Extract and list every line that contains the word "band".

━━ Information shown ━━

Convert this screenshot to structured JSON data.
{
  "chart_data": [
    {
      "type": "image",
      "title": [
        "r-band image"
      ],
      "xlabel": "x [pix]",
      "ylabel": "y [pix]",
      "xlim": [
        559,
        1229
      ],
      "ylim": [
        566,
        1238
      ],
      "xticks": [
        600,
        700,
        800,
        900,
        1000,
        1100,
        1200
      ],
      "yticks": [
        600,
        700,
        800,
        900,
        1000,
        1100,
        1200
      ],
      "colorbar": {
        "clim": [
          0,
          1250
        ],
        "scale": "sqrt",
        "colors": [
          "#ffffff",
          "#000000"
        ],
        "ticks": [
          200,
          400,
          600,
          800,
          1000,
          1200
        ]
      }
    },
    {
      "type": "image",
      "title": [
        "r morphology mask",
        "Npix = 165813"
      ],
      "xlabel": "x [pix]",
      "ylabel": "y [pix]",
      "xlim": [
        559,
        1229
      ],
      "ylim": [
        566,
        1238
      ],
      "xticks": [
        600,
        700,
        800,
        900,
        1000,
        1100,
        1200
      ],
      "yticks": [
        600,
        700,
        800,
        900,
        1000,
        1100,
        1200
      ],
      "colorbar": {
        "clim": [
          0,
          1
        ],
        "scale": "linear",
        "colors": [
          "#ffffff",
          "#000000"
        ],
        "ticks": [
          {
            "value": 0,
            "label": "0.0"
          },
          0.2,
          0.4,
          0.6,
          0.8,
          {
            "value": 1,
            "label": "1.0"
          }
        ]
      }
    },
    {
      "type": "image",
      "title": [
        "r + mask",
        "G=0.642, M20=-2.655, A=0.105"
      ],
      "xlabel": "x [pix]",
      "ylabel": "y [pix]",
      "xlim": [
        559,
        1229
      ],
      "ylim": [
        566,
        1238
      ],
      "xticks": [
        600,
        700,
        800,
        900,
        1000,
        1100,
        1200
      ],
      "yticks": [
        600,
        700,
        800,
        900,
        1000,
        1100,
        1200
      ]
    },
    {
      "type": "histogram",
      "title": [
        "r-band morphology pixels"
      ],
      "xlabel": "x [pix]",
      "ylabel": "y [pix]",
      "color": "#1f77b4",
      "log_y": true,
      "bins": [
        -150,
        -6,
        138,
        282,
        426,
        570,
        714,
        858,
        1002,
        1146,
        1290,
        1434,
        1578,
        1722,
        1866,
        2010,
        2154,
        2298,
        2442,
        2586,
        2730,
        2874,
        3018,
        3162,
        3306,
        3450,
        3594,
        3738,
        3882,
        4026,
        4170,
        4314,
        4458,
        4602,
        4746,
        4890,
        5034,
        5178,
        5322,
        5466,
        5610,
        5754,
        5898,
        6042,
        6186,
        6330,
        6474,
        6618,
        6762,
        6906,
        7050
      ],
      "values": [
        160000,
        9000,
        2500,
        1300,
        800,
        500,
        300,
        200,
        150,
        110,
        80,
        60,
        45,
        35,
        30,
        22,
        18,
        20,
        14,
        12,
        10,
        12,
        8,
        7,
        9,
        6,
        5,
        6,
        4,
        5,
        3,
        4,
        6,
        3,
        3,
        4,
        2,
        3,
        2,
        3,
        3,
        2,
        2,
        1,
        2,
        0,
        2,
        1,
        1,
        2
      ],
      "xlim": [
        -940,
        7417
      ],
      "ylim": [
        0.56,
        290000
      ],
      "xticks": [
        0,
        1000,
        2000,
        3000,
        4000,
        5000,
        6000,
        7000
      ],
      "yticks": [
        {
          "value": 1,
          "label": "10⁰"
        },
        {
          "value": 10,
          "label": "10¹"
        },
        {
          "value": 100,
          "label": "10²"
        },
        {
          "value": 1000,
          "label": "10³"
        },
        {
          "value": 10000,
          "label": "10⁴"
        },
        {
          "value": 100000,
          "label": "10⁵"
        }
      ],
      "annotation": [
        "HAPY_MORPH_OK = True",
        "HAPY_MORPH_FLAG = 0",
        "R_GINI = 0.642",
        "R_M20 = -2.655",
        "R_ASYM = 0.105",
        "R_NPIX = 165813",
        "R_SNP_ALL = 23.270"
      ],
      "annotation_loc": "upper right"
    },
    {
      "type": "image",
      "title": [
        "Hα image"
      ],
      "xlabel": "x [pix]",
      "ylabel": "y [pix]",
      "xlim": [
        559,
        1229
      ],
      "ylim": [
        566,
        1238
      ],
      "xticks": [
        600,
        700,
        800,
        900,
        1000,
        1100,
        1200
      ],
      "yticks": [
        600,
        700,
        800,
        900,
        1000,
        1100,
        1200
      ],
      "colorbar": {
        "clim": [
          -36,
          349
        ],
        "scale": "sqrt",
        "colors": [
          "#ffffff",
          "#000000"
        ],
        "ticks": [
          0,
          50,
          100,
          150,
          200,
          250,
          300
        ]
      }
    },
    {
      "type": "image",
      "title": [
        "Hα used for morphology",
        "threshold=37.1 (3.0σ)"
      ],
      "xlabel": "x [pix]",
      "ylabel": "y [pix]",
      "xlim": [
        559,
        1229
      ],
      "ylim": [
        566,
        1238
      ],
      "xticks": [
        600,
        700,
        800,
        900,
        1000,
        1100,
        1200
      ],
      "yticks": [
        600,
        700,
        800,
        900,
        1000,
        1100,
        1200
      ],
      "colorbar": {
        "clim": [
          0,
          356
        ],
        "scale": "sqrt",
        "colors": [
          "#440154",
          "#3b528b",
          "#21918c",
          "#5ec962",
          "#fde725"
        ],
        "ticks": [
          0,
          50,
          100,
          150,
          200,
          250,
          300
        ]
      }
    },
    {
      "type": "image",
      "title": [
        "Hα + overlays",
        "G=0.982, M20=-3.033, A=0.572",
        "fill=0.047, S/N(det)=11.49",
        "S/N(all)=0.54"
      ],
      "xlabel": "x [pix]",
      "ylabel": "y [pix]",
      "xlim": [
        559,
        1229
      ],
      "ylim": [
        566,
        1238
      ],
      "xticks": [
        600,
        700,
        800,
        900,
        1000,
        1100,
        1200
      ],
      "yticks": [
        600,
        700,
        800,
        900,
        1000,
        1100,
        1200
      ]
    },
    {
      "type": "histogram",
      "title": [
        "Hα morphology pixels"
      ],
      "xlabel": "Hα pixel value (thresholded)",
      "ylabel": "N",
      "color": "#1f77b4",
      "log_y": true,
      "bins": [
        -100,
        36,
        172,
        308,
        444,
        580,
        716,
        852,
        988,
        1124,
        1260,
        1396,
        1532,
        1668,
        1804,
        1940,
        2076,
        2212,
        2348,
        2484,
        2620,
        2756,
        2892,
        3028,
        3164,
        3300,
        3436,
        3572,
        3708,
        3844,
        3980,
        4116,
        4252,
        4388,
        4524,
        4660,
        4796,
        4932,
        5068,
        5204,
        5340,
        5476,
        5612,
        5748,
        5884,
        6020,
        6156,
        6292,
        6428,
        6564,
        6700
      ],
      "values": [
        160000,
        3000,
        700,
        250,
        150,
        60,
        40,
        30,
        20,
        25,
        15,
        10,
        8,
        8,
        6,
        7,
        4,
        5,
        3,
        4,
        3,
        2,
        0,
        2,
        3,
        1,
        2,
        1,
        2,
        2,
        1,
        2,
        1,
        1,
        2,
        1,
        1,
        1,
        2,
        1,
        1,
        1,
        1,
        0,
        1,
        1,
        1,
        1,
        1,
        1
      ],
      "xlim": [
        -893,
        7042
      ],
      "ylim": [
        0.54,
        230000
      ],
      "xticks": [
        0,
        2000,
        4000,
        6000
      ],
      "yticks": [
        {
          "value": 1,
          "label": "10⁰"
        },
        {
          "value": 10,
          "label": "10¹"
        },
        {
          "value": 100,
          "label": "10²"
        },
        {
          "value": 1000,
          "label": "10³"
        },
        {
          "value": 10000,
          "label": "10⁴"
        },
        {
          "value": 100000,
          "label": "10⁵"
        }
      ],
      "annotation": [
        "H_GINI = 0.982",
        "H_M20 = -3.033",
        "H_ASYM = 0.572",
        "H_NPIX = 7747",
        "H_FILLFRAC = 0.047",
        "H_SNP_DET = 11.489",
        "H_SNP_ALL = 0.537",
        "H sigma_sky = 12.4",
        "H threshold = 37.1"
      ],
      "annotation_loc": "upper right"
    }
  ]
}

━━━

> Solved exercise
        "r-band image"
        "r-band morphology pixels"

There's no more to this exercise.